→ **Description of the task**
Where a line contains the word "Ambon", copy that line.

→ **Data for processing**

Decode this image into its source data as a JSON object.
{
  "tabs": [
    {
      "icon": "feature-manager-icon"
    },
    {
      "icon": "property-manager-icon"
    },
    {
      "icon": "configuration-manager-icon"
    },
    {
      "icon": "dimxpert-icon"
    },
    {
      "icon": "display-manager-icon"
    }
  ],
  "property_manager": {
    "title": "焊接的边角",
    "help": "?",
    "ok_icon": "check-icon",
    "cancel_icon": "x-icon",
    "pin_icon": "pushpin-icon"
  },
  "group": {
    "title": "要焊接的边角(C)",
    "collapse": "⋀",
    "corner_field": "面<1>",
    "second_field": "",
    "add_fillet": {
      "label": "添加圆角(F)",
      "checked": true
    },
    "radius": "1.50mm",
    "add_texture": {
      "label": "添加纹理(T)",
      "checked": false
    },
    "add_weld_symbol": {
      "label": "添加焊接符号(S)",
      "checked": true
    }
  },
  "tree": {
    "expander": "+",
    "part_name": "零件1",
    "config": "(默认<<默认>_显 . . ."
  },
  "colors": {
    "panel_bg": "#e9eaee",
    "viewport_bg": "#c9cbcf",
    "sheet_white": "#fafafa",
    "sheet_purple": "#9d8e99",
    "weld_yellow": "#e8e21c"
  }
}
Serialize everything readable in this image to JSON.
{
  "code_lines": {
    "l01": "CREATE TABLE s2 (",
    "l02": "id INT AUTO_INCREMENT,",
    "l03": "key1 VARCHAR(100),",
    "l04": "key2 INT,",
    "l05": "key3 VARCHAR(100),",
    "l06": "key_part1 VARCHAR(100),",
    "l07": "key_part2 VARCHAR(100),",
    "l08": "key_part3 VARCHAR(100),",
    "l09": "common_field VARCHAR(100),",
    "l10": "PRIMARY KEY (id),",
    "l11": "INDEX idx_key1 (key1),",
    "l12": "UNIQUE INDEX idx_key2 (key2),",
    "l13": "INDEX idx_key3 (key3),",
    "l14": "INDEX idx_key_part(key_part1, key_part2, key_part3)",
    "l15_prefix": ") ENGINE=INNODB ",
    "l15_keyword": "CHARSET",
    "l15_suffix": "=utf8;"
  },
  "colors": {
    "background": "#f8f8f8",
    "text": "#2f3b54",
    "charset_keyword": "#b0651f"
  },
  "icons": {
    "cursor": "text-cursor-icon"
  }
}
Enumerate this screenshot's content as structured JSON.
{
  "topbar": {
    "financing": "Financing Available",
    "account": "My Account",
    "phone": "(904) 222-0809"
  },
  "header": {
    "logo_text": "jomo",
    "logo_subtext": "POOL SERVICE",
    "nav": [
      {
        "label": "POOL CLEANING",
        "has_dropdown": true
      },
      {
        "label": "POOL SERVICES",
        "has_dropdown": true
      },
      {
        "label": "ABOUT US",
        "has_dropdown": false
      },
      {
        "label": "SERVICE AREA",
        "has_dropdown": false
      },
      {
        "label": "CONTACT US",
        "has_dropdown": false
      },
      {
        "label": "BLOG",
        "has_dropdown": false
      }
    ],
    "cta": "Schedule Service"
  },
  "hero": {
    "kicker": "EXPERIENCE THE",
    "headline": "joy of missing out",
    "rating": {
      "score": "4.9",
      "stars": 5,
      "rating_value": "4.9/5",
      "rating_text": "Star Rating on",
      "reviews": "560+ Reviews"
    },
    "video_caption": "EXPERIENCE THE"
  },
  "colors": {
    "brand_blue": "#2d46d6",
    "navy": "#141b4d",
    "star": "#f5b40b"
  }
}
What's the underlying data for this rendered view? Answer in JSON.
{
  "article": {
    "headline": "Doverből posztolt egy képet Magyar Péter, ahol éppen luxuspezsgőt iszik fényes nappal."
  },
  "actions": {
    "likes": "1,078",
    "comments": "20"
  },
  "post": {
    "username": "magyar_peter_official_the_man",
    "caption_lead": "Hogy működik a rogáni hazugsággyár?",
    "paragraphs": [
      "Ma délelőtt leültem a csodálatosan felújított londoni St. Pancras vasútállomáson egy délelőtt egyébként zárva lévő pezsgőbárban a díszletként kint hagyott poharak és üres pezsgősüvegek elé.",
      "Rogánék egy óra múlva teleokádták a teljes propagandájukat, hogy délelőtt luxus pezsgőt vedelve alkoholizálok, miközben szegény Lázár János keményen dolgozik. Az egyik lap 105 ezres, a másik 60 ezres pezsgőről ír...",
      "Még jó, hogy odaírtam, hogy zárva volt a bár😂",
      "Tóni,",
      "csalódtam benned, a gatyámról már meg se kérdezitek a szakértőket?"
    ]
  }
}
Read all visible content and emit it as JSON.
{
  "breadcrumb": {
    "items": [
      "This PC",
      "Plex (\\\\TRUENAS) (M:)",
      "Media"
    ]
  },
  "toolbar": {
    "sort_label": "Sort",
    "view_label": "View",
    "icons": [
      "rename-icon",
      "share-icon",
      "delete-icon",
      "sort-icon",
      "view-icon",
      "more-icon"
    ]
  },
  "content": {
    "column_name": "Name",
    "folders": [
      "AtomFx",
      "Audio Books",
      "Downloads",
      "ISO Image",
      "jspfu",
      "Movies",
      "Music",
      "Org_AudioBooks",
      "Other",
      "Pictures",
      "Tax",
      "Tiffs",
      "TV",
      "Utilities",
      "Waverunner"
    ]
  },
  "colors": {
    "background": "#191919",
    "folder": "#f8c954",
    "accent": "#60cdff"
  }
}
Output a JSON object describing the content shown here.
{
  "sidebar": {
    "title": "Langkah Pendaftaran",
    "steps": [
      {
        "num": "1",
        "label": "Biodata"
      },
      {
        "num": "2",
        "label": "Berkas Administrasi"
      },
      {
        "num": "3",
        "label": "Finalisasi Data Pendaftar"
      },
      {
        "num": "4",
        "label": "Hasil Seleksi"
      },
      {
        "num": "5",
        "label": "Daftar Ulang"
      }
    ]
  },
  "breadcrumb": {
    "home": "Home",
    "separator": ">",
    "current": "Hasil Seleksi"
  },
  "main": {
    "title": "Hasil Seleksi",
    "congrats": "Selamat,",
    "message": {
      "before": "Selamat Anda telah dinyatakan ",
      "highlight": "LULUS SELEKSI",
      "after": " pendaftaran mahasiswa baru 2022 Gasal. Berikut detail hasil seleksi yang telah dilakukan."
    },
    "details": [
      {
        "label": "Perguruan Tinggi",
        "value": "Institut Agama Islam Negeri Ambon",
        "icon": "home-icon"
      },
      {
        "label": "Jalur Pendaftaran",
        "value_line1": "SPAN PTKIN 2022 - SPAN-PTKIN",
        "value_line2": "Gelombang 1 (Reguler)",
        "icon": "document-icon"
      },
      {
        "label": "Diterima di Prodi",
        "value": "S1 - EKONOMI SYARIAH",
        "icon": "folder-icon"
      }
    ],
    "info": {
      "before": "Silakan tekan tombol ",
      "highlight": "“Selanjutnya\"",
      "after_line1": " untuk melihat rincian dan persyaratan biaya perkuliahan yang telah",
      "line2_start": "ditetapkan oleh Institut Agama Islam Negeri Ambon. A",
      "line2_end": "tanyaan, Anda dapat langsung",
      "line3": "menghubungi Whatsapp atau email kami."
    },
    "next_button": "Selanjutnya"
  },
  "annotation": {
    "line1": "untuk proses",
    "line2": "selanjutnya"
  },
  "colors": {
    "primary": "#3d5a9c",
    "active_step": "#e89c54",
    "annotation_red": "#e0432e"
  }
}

→ **Task result**
        "value": "Institut Agama Islam Negeri Ambon",
      "line2_start": "ditetapkan oleh Institut Agama Islam Negeri Ambon. A",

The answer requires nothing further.